_WHAT YOU HAVE TO DO_
Write out each of the items below line for line, without changing anything.

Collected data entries
# # # # # # #
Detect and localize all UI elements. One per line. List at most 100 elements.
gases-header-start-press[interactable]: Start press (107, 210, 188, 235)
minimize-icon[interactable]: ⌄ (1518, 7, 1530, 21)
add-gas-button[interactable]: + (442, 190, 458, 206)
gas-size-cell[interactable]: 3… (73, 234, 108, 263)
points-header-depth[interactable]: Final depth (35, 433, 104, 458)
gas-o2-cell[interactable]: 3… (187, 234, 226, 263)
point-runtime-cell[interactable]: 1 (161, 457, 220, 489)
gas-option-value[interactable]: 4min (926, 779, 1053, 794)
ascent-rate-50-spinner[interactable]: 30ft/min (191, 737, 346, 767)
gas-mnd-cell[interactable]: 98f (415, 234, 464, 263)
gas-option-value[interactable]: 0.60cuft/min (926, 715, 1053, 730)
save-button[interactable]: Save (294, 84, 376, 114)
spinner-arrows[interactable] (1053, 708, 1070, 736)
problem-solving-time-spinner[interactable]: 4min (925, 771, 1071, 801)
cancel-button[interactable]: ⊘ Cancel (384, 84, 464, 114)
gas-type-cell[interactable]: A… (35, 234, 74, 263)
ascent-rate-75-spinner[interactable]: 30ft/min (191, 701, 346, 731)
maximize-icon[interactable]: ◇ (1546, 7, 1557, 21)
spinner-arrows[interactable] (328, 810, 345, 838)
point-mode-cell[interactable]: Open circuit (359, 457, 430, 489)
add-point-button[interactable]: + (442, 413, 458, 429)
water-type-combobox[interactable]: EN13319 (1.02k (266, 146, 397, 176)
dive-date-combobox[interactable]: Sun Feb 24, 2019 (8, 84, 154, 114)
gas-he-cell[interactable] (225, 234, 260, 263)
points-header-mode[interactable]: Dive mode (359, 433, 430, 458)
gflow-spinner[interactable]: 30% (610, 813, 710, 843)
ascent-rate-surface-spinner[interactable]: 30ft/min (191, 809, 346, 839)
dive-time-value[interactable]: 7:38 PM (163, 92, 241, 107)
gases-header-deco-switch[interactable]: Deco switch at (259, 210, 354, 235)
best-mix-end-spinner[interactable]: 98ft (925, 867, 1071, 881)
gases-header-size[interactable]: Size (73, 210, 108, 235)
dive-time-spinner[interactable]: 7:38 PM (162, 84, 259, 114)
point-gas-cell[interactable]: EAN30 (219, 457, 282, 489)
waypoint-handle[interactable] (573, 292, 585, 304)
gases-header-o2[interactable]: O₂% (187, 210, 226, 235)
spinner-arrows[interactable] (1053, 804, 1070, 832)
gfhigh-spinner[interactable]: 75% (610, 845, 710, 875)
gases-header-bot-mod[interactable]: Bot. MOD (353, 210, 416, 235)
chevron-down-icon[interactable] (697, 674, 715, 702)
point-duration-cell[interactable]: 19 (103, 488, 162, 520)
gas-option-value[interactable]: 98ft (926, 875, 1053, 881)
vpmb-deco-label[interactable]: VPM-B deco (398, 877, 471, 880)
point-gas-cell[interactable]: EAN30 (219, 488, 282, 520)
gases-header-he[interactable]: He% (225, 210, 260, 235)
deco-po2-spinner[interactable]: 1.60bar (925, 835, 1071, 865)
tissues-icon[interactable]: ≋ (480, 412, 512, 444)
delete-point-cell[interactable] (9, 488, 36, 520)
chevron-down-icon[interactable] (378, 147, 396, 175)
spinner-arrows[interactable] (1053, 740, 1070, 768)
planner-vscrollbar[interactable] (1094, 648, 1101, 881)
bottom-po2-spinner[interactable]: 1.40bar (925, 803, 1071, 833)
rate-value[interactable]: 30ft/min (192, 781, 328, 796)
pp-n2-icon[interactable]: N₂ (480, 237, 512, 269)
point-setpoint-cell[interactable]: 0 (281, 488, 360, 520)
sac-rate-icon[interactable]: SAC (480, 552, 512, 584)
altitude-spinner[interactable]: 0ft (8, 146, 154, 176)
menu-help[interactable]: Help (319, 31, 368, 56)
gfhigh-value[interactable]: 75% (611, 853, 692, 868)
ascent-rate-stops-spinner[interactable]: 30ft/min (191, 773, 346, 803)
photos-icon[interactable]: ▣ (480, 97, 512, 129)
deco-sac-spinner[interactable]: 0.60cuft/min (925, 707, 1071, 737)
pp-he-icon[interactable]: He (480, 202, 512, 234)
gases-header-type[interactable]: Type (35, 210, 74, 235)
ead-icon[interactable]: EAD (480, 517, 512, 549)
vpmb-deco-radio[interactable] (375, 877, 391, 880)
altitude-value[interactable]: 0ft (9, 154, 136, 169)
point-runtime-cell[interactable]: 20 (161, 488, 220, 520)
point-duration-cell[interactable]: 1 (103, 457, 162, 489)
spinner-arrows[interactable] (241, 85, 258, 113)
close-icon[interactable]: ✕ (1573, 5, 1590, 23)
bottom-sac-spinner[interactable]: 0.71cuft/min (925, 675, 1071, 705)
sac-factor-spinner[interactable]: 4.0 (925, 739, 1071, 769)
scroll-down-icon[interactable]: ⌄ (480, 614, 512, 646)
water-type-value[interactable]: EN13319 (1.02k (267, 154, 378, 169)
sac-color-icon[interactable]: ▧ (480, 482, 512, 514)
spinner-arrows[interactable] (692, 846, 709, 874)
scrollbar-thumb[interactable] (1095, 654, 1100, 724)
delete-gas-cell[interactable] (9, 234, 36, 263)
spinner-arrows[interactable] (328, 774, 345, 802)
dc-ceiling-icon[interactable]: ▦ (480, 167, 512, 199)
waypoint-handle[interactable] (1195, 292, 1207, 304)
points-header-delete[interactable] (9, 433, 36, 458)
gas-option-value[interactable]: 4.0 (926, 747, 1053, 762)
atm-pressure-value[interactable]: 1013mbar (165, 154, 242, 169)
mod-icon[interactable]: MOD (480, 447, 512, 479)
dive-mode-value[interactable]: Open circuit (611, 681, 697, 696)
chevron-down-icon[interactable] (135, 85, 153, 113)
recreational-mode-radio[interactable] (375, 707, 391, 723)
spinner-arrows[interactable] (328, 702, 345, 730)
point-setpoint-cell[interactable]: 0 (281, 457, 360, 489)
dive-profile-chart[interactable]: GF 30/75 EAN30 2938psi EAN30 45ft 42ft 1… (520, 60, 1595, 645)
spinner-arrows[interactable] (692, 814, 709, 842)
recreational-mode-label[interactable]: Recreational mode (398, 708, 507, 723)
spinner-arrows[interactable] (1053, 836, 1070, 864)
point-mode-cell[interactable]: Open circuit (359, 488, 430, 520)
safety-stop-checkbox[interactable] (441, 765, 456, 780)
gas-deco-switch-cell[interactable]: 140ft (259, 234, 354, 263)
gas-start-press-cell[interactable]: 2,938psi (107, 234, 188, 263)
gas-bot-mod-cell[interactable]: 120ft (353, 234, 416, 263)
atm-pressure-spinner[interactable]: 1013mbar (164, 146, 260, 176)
# # # # # # #
_ANSWER TO THE EXERCISE_
Detect and localize all UI elements. One per line. List at most 100 elements.
gases-header-start-press[interactable]: Start press (107, 210, 188, 235)
minimize-icon[interactable]: ⌄ (1518, 7, 1530, 21)
add-gas-button[interactable]: + (442, 190, 458, 206)
gas-size-cell[interactable]: 3… (73, 234, 108, 263)
points-header-depth[interactable]: Final depth (35, 433, 104, 458)
gas-o2-cell[interactable]: 3… (187, 234, 226, 263)
point-runtime-cell[interactable]: 1 (161, 457, 220, 489)
gas-option-value[interactable]: 4min (926, 779, 1053, 794)
ascent-rate-50-spinner[interactable]: 30ft/min (191, 737, 346, 767)
gas-mnd-cell[interactable]: 98f (415, 234, 464, 263)
gas-option-value[interactable]: 0.60cuft/min (926, 715, 1053, 730)
save-button[interactable]: Save (294, 84, 376, 114)
spinner-arrows[interactable] (1053, 708, 1070, 736)
problem-solving-time-spinner[interactable]: 4min (925, 771, 1071, 801)
cancel-button[interactable]: ⊘ Cancel (384, 84, 464, 114)
gas-type-cell[interactable]: A… (35, 234, 74, 263)
ascent-rate-75-spinner[interactable]: 30ft/min (191, 701, 346, 731)
maximize-icon[interactable]: ◇ (1546, 7, 1557, 21)
spinner-arrows[interactable] (328, 810, 345, 838)
point-mode-cell[interactable]: Open circuit (359, 457, 430, 489)
add-point-button[interactable]: + (442, 413, 458, 429)
water-type-combobox[interactable]: EN13319 (1.02k (266, 146, 397, 176)
dive-date-combobox[interactable]: Sun Feb 24, 2019 (8, 84, 154, 114)
gas-he-cell[interactable] (225, 234, 260, 263)
points-header-mode[interactable]: Dive mode (359, 433, 430, 458)
gflow-spinner[interactable]: 30% (610, 813, 710, 843)
ascent-rate-surface-spinner[interactable]: 30ft/min (191, 809, 346, 839)
dive-time-value[interactable]: 7:38 PM (163, 92, 241, 107)
gases-header-deco-switch[interactable]: Deco switch at (259, 210, 354, 235)
best-mix-end-spinner[interactable]: 98ft (925, 867, 1071, 881)
gases-header-size[interactable]: Size (73, 210, 108, 235)
dive-time-spinner[interactable]: 7:38 PM (162, 84, 259, 114)
point-gas-cell[interactable]: EAN30 (219, 457, 282, 489)
waypoint-handle[interactable] (573, 292, 585, 304)
gases-header-o2[interactable]: O₂% (187, 210, 226, 235)
spinner-arrows[interactable] (1053, 804, 1070, 832)
gfhigh-spinner[interactable]: 75% (610, 845, 710, 875)
gases-header-bot-mod[interactable]: Bot. MOD (353, 210, 416, 235)
chevron-down-icon[interactable] (697, 674, 715, 702)
point-duration-cell[interactable]: 19 (103, 488, 162, 520)
gas-option-value[interactable]: 98ft (926, 875, 1053, 881)
vpmb-deco-label[interactable]: VPM-B deco (398, 877, 471, 880)
point-gas-cell[interactable]: EAN30 (219, 488, 282, 520)
gases-header-he[interactable]: He% (225, 210, 260, 235)
deco-po2-spinner[interactable]: 1.60bar (925, 835, 1071, 865)
tissues-icon[interactable]: ≋ (480, 412, 512, 444)
delete-point-cell[interactable] (9, 488, 36, 520)
chevron-down-icon[interactable] (378, 147, 396, 175)
spinner-arrows[interactable] (1053, 740, 1070, 768)
planner-vscrollbar[interactable] (1094, 648, 1101, 881)
bottom-po2-spinner[interactable]: 1.40bar (925, 803, 1071, 833)
rate-value[interactable]: 30ft/min (192, 781, 328, 796)
pp-n2-icon[interactable]: N₂ (480, 237, 512, 269)
point-setpoint-cell[interactable]: 0 (281, 488, 360, 520)
sac-rate-icon[interactable]: SAC (480, 552, 512, 584)
altitude-spinner[interactable]: 0ft (8, 146, 154, 176)
menu-help[interactable]: Help (319, 31, 368, 56)
gfhigh-value[interactable]: 75% (611, 853, 692, 868)
ascent-rate-stops-spinner[interactable]: 30ft/min (191, 773, 346, 803)
photos-icon[interactable]: ▣ (480, 97, 512, 129)
deco-sac-spinner[interactable]: 0.60cuft/min (925, 707, 1071, 737)
pp-he-icon[interactable]: He (480, 202, 512, 234)
gases-header-type[interactable]: Type (35, 210, 74, 235)
ead-icon[interactable]: EAD (480, 517, 512, 549)
vpmb-deco-radio[interactable] (375, 877, 391, 880)
altitude-value[interactable]: 0ft (9, 154, 136, 169)
point-runtime-cell[interactable]: 20 (161, 488, 220, 520)
point-duration-cell[interactable]: 1 (103, 457, 162, 489)
spinner-arrows[interactable] (241, 85, 258, 113)
close-icon[interactable]: ✕ (1573, 5, 1590, 23)
bottom-sac-spinner[interactable]: 0.71cuft/min (925, 675, 1071, 705)
sac-factor-spinner[interactable]: 4.0 (925, 739, 1071, 769)
scroll-down-icon[interactable]: ⌄ (480, 614, 512, 646)
water-type-value[interactable]: EN13319 (1.02k (267, 154, 378, 169)
sac-color-icon[interactable]: ▧ (480, 482, 512, 514)
spinner-arrows[interactable] (692, 846, 709, 874)
scrollbar-thumb[interactable] (1095, 654, 1100, 724)
delete-gas-cell[interactable] (9, 234, 36, 263)
spinner-arrows[interactable] (328, 774, 345, 802)
dc-ceiling-icon[interactable]: ▦ (480, 167, 512, 199)
waypoint-handle[interactable] (1195, 292, 1207, 304)
points-header-delete[interactable] (9, 433, 36, 458)
gas-option-value[interactable]: 4.0 (926, 747, 1053, 762)
atm-pressure-value[interactable]: 1013mbar (165, 154, 242, 169)
mod-icon[interactable]: MOD (480, 447, 512, 479)
dive-mode-value[interactable]: Open circuit (611, 681, 697, 696)
chevron-down-icon[interactable] (135, 85, 153, 113)
recreational-mode-radio[interactable] (375, 707, 391, 723)
spinner-arrows[interactable] (328, 702, 345, 730)
point-setpoint-cell[interactable]: 0 (281, 457, 360, 489)
dive-profile-chart[interactable]: GF 30/75 EAN30 2938psi EAN30 45ft 42ft 1… (520, 60, 1595, 645)
spinner-arrows[interactable] (692, 814, 709, 842)
recreational-mode-label[interactable]: Recreational mode (398, 708, 507, 723)
spinner-arrows[interactable] (1053, 836, 1070, 864)
point-mode-cell[interactable]: Open circuit (359, 488, 430, 520)
safety-stop-checkbox[interactable] (441, 765, 456, 780)
gas-deco-switch-cell[interactable]: 140ft (259, 234, 354, 263)
gas-start-press-cell[interactable]: 2,938psi (107, 234, 188, 263)
gas-bot-mod-cell[interactable]: 120ft (353, 234, 416, 263)
atm-pressure-spinner[interactable]: 1013mbar (164, 146, 260, 176)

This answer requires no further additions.